▶ **Data entries**
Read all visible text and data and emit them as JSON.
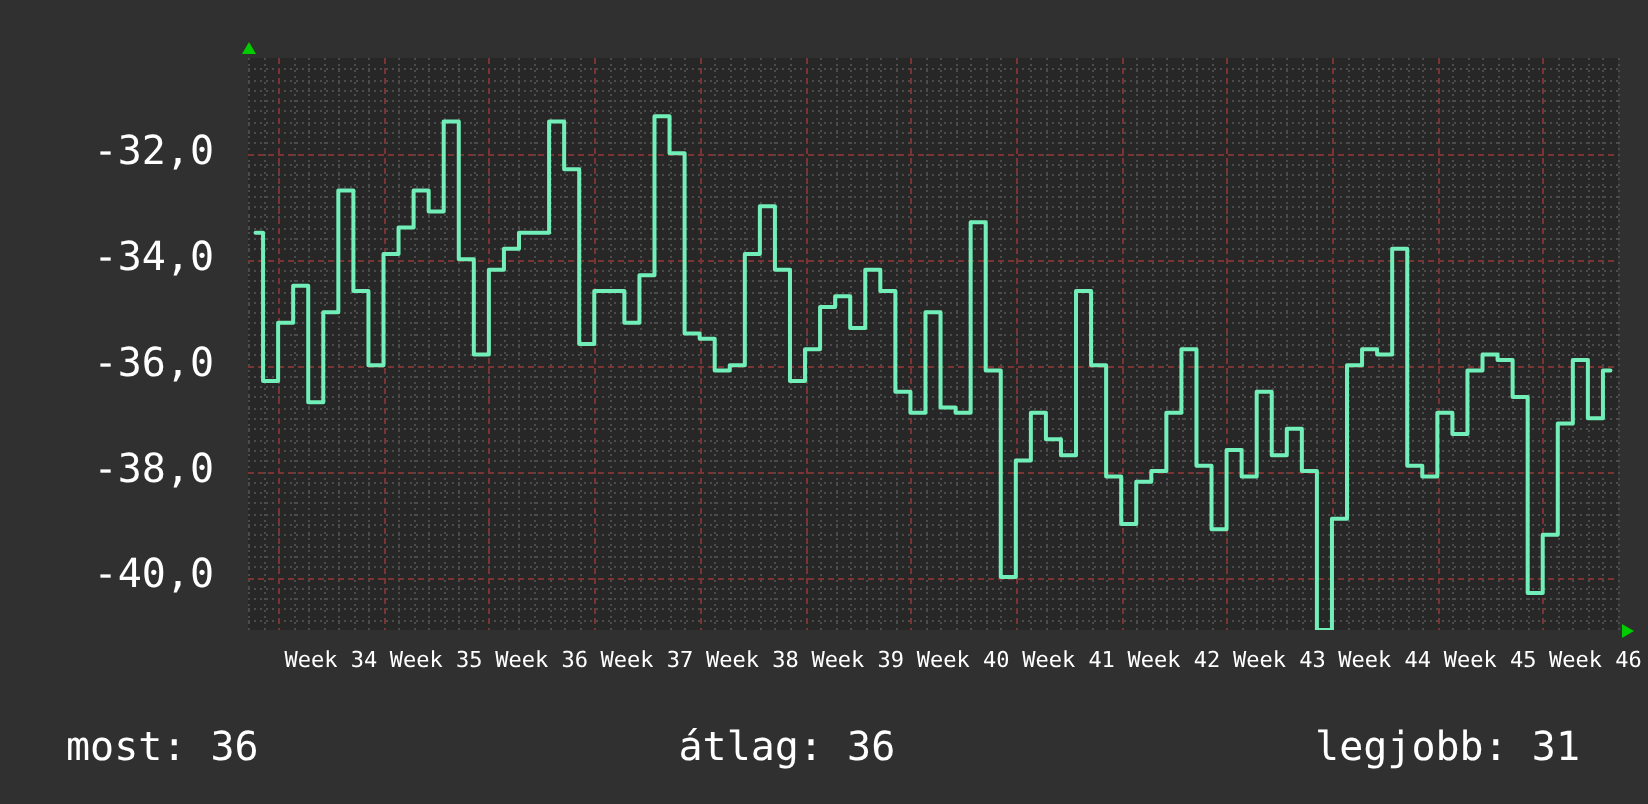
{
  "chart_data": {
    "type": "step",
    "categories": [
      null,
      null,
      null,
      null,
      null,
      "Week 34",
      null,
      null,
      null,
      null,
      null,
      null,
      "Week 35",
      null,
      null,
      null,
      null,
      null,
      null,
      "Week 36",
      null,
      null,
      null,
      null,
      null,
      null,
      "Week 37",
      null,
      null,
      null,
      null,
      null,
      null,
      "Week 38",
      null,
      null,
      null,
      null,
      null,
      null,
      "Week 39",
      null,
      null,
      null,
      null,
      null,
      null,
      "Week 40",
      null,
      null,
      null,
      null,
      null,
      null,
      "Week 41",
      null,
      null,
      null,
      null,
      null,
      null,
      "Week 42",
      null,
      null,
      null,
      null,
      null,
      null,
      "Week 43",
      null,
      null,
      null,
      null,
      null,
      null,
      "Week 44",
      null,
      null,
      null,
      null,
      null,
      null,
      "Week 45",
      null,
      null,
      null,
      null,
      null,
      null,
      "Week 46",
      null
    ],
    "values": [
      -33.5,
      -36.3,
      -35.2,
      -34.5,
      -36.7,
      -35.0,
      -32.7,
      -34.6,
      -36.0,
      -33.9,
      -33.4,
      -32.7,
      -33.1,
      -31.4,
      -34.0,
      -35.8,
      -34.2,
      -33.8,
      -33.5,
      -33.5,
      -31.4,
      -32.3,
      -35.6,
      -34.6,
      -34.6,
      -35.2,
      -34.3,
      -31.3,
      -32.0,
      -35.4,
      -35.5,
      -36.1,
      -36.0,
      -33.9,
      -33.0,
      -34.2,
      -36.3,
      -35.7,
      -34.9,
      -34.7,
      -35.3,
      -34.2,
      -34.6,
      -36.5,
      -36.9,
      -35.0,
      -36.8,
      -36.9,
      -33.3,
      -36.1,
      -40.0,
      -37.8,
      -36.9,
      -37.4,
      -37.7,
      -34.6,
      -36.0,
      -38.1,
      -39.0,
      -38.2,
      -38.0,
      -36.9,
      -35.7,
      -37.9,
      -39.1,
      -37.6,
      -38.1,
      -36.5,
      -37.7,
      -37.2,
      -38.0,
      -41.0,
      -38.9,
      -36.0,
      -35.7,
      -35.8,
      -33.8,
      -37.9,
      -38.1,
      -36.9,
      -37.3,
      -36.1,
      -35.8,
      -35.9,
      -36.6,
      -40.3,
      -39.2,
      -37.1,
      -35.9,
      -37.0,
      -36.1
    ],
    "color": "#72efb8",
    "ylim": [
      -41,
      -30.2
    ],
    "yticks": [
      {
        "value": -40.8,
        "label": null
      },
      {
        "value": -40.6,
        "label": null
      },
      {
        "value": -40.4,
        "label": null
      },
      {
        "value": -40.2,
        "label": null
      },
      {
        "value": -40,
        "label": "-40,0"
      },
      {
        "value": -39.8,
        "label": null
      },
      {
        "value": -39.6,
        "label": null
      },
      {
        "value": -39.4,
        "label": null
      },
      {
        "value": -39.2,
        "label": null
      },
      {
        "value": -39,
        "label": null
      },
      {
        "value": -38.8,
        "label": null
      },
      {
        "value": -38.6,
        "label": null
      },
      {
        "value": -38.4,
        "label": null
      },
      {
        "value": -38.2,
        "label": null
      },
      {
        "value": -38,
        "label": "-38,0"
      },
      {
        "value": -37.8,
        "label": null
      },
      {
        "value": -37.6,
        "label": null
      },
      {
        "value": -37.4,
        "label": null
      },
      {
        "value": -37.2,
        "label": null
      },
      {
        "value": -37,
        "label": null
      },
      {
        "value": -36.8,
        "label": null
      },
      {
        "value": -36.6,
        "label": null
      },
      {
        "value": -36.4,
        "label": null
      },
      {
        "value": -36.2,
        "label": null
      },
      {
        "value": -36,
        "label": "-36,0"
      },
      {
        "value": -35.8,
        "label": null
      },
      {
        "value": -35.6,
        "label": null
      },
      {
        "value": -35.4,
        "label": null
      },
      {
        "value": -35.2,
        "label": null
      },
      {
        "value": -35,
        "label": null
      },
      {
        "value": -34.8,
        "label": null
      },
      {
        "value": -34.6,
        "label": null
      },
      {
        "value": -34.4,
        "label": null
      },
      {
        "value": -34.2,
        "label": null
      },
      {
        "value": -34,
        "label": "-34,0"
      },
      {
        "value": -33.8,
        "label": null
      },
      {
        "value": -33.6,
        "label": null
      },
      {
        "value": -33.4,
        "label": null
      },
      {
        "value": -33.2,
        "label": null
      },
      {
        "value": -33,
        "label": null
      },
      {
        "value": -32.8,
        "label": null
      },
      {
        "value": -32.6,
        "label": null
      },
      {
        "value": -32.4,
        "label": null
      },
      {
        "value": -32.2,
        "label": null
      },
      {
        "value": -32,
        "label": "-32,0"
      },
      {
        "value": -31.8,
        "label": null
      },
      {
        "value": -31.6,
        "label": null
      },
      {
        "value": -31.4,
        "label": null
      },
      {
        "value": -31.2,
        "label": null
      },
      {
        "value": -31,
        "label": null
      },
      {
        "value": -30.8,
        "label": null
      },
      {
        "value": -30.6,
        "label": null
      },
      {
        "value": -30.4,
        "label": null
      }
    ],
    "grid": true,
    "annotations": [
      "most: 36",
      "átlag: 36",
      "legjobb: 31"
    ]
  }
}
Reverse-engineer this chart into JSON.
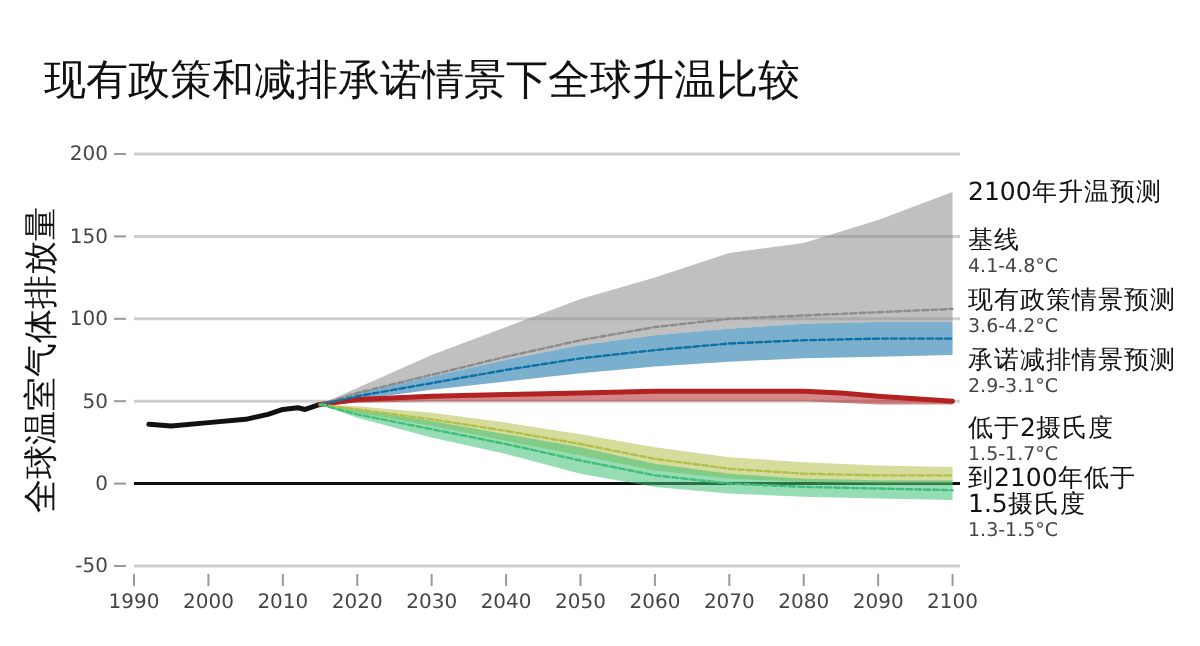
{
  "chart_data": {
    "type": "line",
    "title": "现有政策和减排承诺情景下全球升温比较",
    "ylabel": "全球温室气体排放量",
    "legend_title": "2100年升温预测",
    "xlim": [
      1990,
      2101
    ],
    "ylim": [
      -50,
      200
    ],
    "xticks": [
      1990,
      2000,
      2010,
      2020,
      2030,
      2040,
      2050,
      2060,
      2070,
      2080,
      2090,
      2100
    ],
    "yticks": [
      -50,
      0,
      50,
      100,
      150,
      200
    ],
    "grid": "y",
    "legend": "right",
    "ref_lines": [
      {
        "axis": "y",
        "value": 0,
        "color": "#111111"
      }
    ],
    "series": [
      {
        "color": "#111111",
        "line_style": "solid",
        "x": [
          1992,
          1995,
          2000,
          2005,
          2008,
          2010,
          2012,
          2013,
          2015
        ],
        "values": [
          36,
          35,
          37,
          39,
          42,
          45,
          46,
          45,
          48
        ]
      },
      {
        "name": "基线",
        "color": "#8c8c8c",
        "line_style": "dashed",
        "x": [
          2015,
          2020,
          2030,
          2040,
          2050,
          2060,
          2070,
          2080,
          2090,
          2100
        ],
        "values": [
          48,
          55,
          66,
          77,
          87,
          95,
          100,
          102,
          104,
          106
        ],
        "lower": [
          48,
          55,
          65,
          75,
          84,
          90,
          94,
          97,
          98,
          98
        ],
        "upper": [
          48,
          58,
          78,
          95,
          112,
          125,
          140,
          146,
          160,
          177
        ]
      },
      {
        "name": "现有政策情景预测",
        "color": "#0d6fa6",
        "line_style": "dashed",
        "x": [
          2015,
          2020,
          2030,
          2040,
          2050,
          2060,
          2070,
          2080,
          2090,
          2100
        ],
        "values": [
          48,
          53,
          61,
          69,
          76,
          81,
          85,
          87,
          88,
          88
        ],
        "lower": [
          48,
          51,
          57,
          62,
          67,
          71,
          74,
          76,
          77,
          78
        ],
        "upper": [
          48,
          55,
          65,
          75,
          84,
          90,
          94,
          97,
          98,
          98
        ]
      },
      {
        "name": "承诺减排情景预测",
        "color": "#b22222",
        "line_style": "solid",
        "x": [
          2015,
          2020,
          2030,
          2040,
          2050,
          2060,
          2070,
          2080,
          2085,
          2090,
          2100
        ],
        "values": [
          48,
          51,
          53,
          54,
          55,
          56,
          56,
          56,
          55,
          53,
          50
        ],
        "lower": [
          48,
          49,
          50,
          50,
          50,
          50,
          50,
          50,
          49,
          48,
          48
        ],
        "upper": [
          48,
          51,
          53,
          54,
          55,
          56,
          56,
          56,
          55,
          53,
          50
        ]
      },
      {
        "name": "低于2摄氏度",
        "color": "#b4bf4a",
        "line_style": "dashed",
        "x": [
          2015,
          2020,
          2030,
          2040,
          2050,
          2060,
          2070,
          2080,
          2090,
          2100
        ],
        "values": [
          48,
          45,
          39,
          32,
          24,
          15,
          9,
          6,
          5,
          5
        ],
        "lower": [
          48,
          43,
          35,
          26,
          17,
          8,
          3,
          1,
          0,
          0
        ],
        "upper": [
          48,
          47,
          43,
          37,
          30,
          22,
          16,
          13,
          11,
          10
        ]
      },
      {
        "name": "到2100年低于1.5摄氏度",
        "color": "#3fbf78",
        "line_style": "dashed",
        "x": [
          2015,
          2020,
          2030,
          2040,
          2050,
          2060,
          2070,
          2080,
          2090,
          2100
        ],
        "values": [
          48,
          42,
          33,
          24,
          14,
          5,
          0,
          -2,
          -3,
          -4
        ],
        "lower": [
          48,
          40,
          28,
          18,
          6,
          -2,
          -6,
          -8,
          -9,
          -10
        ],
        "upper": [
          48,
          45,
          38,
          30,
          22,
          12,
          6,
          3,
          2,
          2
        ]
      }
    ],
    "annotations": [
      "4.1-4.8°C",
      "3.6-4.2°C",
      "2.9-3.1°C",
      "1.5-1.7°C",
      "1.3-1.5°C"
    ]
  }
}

...

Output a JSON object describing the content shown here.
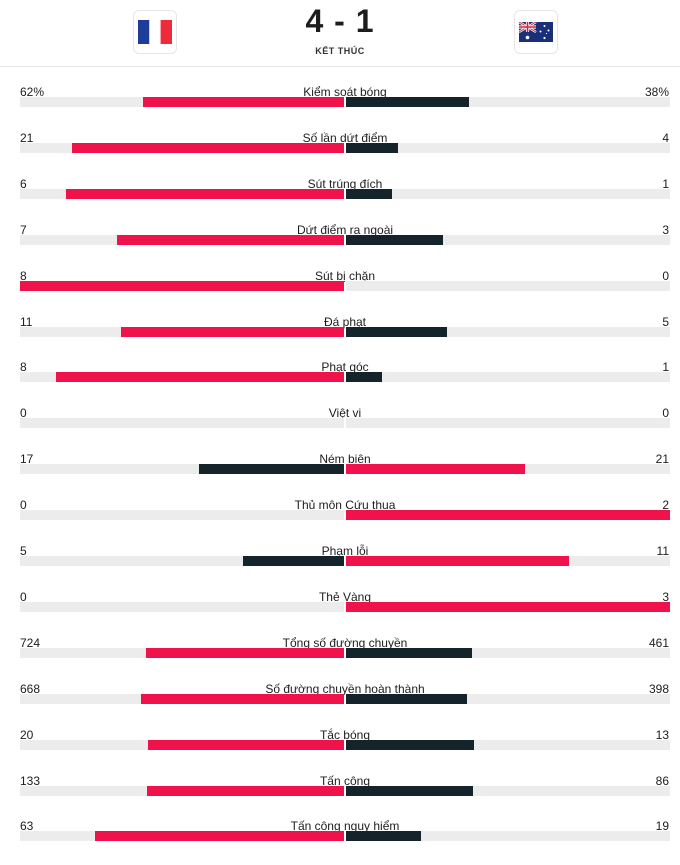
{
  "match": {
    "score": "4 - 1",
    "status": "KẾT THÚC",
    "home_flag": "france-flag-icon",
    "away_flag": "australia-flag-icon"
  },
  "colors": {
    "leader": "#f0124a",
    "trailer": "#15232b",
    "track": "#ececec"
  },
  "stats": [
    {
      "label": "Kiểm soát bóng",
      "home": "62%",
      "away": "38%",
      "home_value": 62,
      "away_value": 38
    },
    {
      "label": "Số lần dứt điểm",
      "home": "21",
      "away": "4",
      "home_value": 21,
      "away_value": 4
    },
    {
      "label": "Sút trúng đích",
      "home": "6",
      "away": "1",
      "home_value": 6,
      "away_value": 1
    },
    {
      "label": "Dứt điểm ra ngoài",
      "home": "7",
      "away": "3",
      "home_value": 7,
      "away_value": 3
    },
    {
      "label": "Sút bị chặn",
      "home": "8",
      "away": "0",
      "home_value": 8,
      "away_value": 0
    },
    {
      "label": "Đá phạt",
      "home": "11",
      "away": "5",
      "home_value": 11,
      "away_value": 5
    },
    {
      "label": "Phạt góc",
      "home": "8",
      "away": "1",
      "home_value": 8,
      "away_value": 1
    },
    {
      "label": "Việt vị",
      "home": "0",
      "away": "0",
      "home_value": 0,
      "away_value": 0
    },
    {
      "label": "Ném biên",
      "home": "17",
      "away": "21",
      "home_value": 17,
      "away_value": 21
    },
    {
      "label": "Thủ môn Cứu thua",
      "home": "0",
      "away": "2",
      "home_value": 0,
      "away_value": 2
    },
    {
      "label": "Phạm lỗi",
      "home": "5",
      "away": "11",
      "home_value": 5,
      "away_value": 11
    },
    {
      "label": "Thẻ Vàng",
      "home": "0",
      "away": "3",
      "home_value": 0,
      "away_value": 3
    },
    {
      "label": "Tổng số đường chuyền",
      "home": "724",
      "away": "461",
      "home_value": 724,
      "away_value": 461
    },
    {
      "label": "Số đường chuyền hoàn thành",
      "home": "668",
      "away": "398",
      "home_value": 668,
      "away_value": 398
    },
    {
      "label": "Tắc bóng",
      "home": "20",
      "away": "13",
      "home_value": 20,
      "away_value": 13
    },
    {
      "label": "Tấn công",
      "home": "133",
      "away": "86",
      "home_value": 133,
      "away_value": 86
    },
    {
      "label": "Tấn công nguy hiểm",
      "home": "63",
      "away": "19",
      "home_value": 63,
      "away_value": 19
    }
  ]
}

▶ **TASK TO COMPLETE**
Pull every line containing "điểm" from the data.

▶ **SOLUTION FOR THIS EXERCISE**
      "label": "Số lần dứt điểm",
      "label": "Dứt điểm ra ngoài",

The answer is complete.